Exercise aim: Copy, in full, each line of the material that holds the word "function".

Excerpt from a dataset:

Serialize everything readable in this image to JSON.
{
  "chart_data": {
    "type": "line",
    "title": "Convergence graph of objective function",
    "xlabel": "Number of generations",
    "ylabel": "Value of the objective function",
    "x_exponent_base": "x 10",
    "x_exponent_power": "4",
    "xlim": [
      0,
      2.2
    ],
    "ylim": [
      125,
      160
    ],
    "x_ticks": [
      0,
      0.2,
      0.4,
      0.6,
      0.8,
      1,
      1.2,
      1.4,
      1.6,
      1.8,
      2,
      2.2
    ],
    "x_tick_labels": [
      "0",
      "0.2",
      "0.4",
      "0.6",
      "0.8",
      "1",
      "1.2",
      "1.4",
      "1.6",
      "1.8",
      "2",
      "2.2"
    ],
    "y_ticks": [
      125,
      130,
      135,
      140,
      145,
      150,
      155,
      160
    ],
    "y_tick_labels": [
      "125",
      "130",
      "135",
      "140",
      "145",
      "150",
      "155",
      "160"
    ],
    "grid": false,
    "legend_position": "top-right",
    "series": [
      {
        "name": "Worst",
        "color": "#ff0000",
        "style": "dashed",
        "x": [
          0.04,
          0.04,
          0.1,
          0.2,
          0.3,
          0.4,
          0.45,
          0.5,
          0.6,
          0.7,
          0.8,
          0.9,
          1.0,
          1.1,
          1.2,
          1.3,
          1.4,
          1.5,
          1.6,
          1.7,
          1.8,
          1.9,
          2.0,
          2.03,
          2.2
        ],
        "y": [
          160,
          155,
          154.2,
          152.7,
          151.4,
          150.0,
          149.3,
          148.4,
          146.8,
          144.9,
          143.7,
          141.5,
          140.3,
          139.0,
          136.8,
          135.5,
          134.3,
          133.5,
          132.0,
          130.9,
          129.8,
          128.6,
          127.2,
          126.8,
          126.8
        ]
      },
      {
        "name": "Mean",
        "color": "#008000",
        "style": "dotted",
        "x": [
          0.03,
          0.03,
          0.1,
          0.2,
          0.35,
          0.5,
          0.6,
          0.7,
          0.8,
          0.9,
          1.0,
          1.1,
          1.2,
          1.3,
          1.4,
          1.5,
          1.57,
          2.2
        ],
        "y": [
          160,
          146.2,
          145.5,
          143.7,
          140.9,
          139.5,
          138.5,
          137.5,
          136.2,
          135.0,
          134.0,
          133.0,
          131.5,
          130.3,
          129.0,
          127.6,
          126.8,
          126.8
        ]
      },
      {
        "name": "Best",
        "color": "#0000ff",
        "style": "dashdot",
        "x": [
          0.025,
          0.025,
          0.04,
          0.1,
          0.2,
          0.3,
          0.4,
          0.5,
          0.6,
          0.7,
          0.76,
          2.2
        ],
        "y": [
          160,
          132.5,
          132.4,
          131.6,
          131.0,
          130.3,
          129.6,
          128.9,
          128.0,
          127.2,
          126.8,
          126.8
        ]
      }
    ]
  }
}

Answer to this exercise:
    "title": "Convergence graph of objective function",
    "ylabel": "Value of the objective function",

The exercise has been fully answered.